**Input material**:
####

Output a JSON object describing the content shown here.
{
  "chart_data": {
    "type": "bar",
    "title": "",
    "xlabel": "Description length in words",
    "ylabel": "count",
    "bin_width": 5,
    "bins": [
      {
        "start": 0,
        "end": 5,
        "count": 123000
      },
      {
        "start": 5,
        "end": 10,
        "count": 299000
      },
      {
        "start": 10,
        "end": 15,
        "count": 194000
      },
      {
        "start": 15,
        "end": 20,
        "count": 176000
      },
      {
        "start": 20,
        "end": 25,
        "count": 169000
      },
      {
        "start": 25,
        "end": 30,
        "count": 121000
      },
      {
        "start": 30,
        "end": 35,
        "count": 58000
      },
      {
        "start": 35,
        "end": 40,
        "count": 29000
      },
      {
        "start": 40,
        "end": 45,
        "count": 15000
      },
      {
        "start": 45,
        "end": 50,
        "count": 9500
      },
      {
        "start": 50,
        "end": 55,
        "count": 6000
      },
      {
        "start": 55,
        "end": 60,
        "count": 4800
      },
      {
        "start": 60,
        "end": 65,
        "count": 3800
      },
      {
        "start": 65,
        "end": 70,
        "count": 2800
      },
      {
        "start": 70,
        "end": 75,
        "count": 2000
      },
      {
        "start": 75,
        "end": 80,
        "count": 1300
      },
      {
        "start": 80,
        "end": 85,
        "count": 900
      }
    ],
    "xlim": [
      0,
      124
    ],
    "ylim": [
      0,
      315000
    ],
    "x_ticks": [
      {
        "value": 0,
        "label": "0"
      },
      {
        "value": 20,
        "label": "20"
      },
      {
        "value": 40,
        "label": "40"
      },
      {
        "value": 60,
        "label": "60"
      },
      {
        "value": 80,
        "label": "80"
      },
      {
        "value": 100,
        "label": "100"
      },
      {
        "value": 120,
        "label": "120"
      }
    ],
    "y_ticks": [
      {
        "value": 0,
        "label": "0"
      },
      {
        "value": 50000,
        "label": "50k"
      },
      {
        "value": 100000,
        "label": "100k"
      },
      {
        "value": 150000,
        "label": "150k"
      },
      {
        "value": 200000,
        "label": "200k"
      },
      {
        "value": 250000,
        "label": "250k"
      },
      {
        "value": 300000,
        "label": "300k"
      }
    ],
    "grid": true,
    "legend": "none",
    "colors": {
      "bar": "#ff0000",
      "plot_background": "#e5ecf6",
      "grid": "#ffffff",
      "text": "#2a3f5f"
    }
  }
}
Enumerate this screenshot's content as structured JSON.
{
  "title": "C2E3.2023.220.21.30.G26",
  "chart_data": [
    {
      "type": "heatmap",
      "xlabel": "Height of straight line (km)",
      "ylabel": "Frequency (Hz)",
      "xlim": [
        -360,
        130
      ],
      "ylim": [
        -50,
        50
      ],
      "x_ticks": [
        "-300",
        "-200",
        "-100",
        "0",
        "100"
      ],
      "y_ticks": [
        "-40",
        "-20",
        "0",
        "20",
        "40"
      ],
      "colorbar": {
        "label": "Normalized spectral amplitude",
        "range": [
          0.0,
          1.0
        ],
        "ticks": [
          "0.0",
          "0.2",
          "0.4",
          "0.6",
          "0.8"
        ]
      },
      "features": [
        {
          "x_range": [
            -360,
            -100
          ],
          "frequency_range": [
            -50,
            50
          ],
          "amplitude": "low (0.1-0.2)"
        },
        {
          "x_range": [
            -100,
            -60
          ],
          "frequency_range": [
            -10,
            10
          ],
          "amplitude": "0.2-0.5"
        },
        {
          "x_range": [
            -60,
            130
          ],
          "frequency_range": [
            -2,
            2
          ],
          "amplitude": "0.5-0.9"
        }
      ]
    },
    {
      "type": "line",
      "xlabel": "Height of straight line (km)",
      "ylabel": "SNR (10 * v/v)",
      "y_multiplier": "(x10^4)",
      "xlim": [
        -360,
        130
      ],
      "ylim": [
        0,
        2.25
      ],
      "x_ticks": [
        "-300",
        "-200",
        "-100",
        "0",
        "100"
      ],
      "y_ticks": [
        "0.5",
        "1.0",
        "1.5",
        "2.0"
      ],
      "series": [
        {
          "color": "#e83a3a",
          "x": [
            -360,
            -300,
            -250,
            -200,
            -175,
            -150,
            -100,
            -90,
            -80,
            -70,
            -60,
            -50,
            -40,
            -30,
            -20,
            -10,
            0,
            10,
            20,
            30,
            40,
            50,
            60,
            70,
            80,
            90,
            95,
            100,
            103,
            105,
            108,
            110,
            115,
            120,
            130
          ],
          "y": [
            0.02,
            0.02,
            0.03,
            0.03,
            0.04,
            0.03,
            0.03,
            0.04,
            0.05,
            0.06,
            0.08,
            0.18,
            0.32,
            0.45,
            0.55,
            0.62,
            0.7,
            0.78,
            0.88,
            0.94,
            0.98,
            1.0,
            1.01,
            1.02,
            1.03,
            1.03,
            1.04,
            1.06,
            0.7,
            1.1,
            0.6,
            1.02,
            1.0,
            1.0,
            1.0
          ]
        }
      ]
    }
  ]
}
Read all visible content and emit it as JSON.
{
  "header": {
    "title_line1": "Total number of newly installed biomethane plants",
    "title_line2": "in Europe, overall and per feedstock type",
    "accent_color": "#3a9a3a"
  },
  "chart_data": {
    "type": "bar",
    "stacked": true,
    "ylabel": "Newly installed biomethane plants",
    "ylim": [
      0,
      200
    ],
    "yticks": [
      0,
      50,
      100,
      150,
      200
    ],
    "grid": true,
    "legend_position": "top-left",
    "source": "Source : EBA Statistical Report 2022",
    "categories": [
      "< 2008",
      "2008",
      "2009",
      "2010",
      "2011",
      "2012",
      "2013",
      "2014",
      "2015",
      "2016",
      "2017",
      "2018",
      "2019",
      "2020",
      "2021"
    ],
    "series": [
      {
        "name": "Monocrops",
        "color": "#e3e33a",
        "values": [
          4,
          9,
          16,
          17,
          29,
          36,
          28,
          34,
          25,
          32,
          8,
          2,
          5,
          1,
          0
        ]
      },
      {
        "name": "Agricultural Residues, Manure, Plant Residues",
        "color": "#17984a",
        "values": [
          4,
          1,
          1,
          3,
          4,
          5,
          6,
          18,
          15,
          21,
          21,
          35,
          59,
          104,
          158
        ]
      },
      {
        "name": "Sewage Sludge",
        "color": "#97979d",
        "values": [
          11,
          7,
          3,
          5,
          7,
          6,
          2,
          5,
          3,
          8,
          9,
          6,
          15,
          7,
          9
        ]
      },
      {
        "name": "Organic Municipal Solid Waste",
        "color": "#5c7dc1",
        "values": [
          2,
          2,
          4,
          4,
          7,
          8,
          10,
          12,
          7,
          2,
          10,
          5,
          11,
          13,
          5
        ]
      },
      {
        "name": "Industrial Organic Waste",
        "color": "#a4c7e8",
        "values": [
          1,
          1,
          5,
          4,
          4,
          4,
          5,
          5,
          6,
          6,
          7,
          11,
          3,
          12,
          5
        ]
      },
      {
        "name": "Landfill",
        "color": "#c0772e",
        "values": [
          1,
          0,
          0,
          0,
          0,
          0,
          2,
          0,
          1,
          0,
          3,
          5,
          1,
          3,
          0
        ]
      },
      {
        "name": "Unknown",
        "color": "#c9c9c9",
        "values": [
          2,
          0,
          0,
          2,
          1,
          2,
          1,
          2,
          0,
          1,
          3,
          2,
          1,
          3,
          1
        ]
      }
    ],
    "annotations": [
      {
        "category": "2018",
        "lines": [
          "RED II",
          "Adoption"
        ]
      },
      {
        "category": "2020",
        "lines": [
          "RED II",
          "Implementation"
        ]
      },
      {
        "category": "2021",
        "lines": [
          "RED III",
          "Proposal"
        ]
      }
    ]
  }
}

####

**The task**:
Using the material above, print every entry exactly as written.

**Answer to the problem**:
Output a JSON object describing the content shown here.
{
  "chart_data": {
    "type": "bar",
    "title": "",
    "xlabel": "Description length in words",
    "ylabel": "count",
    "bin_width": 5,
    "bins": [
      {
        "start": 0,
        "end": 5,
        "count": 123000
      },
      {
        "start": 5,
        "end": 10,
        "count": 299000
      },
      {
        "start": 10,
        "end": 15,
        "count": 194000
      },
      {
        "start": 15,
        "end": 20,
        "count": 176000
      },
      {
        "start": 20,
        "end": 25,
        "count": 169000
      },
      {
        "start": 25,
        "end": 30,
        "count": 121000
      },
      {
        "start": 30,
        "end": 35,
        "count": 58000
      },
      {
        "start": 35,
        "end": 40,
        "count": 29000
      },
      {
        "start": 40,
        "end": 45,
        "count": 15000
      },
      {
        "start": 45,
        "end": 50,
        "count": 9500
      },
      {
        "start": 50,
        "end": 55,
        "count": 6000
      },
      {
        "start": 55,
        "end": 60,
        "count": 4800
      },
      {
        "start": 60,
        "end": 65,
        "count": 3800
      },
      {
        "start": 65,
        "end": 70,
        "count": 2800
      },
      {
        "start": 70,
        "end": 75,
        "count": 2000
      },
      {
        "start": 75,
        "end": 80,
        "count": 1300
      },
      {
        "start": 80,
        "end": 85,
        "count": 900
      }
    ],
    "xlim": [
      0,
      124
    ],
    "ylim": [
      0,
      315000
    ],
    "x_ticks": [
      {
        "value": 0,
        "label": "0"
      },
      {
        "value": 20,
        "label": "20"
      },
      {
        "value": 40,
        "label": "40"
      },
      {
        "value": 60,
        "label": "60"
      },
      {
        "value": 80,
        "label": "80"
      },
      {
        "value": 100,
        "label": "100"
      },
      {
        "value": 120,
        "label": "120"
      }
    ],
    "y_ticks": [
      {
        "value": 0,
        "label": "0"
      },
      {
        "value": 50000,
        "label": "50k"
      },
      {
        "value": 100000,
        "label": "100k"
      },
      {
        "value": 150000,
        "label": "150k"
      },
      {
        "value": 200000,
        "label": "200k"
      },
      {
        "value": 250000,
        "label": "250k"
      },
      {
        "value": 300000,
        "label": "300k"
      }
    ],
    "grid": true,
    "legend": "none",
    "colors": {
      "bar": "#ff0000",
      "plot_background": "#e5ecf6",
      "grid": "#ffffff",
      "text": "#2a3f5f"
    }
  }
}
Enumerate this screenshot's content as structured JSON.
{
  "title": "C2E3.2023.220.21.30.G26",
  "chart_data": [
    {
      "type": "heatmap",
      "xlabel": "Height of straight line (km)",
      "ylabel": "Frequency (Hz)",
      "xlim": [
        -360,
        130
      ],
      "ylim": [
        -50,
        50
      ],
      "x_ticks": [
        "-300",
        "-200",
        "-100",
        "0",
        "100"
      ],
      "y_ticks": [
        "-40",
        "-20",
        "0",
        "20",
        "40"
      ],
      "colorbar": {
        "label": "Normalized spectral amplitude",
        "range": [
          0.0,
          1.0
        ],
        "ticks": [
          "0.0",
          "0.2",
          "0.4",
          "0.6",
          "0.8"
        ]
      },
      "features": [
        {
          "x_range": [
            -360,
            -100
          ],
          "frequency_range": [
            -50,
            50
          ],
          "amplitude": "low (0.1-0.2)"
        },
        {
          "x_range": [
            -100,
            -60
          ],
          "frequency_range": [
            -10,
            10
          ],
          "amplitude": "0.2-0.5"
        },
        {
          "x_range": [
            -60,
            130
          ],
          "frequency_range": [
            -2,
            2
          ],
          "amplitude": "0.5-0.9"
        }
      ]
    },
    {
      "type": "line",
      "xlabel": "Height of straight line (km)",
      "ylabel": "SNR (10 * v/v)",
      "y_multiplier": "(x10^4)",
      "xlim": [
        -360,
        130
      ],
      "ylim": [
        0,
        2.25
      ],
      "x_ticks": [
        "-300",
        "-200",
        "-100",
        "0",
        "100"
      ],
      "y_ticks": [
        "0.5",
        "1.0",
        "1.5",
        "2.0"
      ],
      "series": [
        {
          "color": "#e83a3a",
          "x": [
            -360,
            -300,
            -250,
            -200,
            -175,
            -150,
            -100,
            -90,
            -80,
            -70,
            -60,
            -50,
            -40,
            -30,
            -20,
            -10,
            0,
            10,
            20,
            30,
            40,
            50,
            60,
            70,
            80,
            90,
            95,
            100,
            103,
            105,
            108,
            110,
            115,
            120,
            130
          ],
          "y": [
            0.02,
            0.02,
            0.03,
            0.03,
            0.04,
            0.03,
            0.03,
            0.04,
            0.05,
            0.06,
            0.08,
            0.18,
            0.32,
            0.45,
            0.55,
            0.62,
            0.7,
            0.78,
            0.88,
            0.94,
            0.98,
            1.0,
            1.01,
            1.02,
            1.03,
            1.03,
            1.04,
            1.06,
            0.7,
            1.1,
            0.6,
            1.02,
            1.0,
            1.0,
            1.0
          ]
        }
      ]
    }
  ]
}
Read all visible content and emit it as JSON.
{
  "header": {
    "title_line1": "Total number of newly installed biomethane plants",
    "title_line2": "in Europe, overall and per feedstock type",
    "accent_color": "#3a9a3a"
  },
  "chart_data": {
    "type": "bar",
    "stacked": true,
    "ylabel": "Newly installed biomethane plants",
    "ylim": [
      0,
      200
    ],
    "yticks": [
      0,
      50,
      100,
      150,
      200
    ],
    "grid": true,
    "legend_position": "top-left",
    "source": "Source : EBA Statistical Report 2022",
    "categories": [
      "< 2008",
      "2008",
      "2009",
      "2010",
      "2011",
      "2012",
      "2013",
      "2014",
      "2015",
      "2016",
      "2017",
      "2018",
      "2019",
      "2020",
      "2021"
    ],
    "series": [
      {
        "name": "Monocrops",
        "color": "#e3e33a",
        "values": [
          4,
          9,
          16,
          17,
          29,
          36,
          28,
          34,
          25,
          32,
          8,
          2,
          5,
          1,
          0
        ]
      },
      {
        "name": "Agricultural Residues, Manure, Plant Residues",
        "color": "#17984a",
        "values": [
          4,
          1,
          1,
          3,
          4,
          5,
          6,
          18,
          15,
          21,
          21,
          35,
          59,
          104,
          158
        ]
      },
      {
        "name": "Sewage Sludge",
        "color": "#97979d",
        "values": [
          11,
          7,
          3,
          5,
          7,
          6,
          2,
          5,
          3,
          8,
          9,
          6,
          15,
          7,
          9
        ]
      },
      {
        "name": "Organic Municipal Solid Waste",
        "color": "#5c7dc1",
        "values": [
          2,
          2,
          4,
          4,
          7,
          8,
          10,
          12,
          7,
          2,
          10,
          5,
          11,
          13,
          5
        ]
      },
      {
        "name": "Industrial Organic Waste",
        "color": "#a4c7e8",
        "values": [
          1,
          1,
          5,
          4,
          4,
          4,
          5,
          5,
          6,
          6,
          7,
          11,
          3,
          12,
          5
        ]
      },
      {
        "name": "Landfill",
        "color": "#c0772e",
        "values": [
          1,
          0,
          0,
          0,
          0,
          0,
          2,
          0,
          1,
          0,
          3,
          5,
          1,
          3,
          0
        ]
      },
      {
        "name": "Unknown",
        "color": "#c9c9c9",
        "values": [
          2,
          0,
          0,
          2,
          1,
          2,
          1,
          2,
          0,
          1,
          3,
          2,
          1,
          3,
          1
        ]
      }
    ],
    "annotations": [
      {
        "category": "2018",
        "lines": [
          "RED II",
          "Adoption"
        ]
      },
      {
        "category": "2020",
        "lines": [
          "RED II",
          "Implementation"
        ]
      },
      {
        "category": "2021",
        "lines": [
          "RED III",
          "Proposal"
        ]
      }
    ]
  }
}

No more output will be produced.